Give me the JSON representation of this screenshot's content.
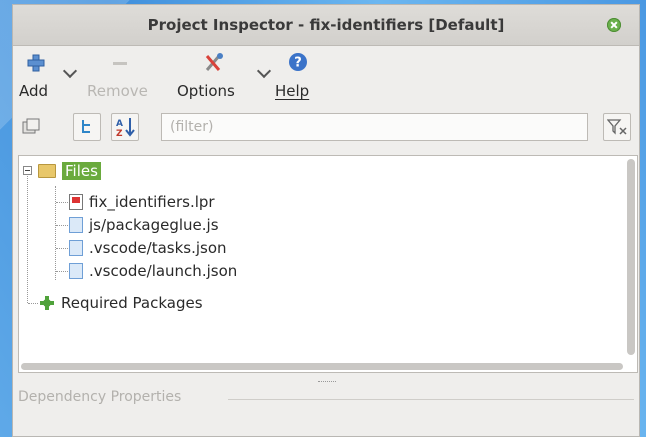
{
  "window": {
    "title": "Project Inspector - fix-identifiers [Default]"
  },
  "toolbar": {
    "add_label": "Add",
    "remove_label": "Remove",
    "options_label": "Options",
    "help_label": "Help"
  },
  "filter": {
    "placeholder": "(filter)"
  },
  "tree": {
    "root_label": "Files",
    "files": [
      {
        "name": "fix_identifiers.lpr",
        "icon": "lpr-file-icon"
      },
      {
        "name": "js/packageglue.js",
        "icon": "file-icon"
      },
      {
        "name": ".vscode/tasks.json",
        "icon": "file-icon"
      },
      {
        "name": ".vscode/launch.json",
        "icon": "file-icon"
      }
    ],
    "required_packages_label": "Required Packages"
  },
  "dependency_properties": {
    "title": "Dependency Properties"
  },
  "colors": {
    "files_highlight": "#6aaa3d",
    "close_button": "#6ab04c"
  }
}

:::

• _WORK TO DO_: Copy every line of the material in which the word "title" occurs.

• _WRITTEN RESPONSE_:
    "title": "Project Inspector - fix-identifiers [Default]"
    "title": "Dependency Properties"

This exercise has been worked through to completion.